:: Task brief ::
Read through the data and report every line in which the word "type" occurs.

%%

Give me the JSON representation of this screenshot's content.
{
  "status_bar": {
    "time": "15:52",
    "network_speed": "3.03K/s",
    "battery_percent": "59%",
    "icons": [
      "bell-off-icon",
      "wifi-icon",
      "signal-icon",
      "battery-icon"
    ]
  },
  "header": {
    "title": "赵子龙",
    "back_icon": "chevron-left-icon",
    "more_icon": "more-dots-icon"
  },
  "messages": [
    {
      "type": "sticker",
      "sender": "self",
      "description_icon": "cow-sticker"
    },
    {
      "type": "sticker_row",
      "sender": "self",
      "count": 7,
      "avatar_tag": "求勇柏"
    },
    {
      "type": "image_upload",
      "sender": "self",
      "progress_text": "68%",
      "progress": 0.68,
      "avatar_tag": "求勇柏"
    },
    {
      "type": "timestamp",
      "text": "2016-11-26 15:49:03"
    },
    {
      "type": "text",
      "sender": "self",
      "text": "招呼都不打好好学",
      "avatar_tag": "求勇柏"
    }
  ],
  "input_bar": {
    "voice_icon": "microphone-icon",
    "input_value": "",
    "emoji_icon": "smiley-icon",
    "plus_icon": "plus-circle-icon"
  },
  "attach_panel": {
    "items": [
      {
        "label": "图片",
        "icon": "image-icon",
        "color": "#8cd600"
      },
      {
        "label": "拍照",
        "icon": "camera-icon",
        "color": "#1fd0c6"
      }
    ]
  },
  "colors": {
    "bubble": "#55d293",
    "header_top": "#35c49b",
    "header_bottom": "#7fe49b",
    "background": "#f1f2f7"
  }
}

%%

:: Solution for this exercise ::
      "type": "sticker",
      "type": "sticker_row",
      "type": "image_upload",
      "type": "timestamp",
      "type": "text",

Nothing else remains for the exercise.